What you will do
Find the string "this" and gather every line that holds it.
* * * * * * *
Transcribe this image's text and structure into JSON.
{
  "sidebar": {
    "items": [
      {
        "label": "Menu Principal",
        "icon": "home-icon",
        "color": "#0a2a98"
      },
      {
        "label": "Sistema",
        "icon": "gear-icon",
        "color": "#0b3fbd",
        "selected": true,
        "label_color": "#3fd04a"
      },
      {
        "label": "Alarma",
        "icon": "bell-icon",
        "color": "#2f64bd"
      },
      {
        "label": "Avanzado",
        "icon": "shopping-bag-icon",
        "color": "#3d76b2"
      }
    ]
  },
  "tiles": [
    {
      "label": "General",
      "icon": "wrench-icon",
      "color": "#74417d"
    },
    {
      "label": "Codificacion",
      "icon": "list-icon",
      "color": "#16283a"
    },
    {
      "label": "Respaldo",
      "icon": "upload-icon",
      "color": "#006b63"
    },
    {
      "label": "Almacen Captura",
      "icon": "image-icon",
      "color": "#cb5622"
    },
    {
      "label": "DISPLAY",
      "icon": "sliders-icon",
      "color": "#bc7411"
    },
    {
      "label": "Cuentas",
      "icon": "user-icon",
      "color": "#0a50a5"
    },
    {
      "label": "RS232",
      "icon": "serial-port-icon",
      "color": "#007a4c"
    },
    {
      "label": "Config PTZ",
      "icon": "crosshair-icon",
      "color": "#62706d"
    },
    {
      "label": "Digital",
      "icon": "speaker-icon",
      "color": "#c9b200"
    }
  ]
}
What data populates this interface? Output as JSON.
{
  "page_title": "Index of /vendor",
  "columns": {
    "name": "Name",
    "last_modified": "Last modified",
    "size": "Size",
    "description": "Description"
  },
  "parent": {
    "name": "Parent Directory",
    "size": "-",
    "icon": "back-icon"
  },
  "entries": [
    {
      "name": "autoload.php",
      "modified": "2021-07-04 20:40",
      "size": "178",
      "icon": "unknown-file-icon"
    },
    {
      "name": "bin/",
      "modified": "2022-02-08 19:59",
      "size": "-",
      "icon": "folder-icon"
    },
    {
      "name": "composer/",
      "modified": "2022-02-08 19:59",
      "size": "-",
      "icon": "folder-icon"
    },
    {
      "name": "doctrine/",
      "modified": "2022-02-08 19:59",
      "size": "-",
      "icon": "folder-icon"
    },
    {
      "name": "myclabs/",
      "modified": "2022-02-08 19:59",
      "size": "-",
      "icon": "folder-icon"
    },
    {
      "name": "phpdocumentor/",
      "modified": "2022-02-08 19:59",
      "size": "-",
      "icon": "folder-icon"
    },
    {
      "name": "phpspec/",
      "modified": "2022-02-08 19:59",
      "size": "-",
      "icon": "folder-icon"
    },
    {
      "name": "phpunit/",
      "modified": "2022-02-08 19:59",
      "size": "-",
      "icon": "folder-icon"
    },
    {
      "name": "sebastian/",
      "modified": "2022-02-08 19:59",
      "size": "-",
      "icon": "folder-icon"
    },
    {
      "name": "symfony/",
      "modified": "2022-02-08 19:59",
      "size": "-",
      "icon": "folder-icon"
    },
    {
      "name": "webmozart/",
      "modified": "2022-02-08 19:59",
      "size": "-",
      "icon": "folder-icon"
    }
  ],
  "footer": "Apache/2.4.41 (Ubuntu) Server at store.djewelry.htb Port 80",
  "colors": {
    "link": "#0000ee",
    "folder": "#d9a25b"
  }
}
* * * * * * *
Exercise answer
Transcribe this image's text and structure into JSON.
What data populates this interface? Output as JSON.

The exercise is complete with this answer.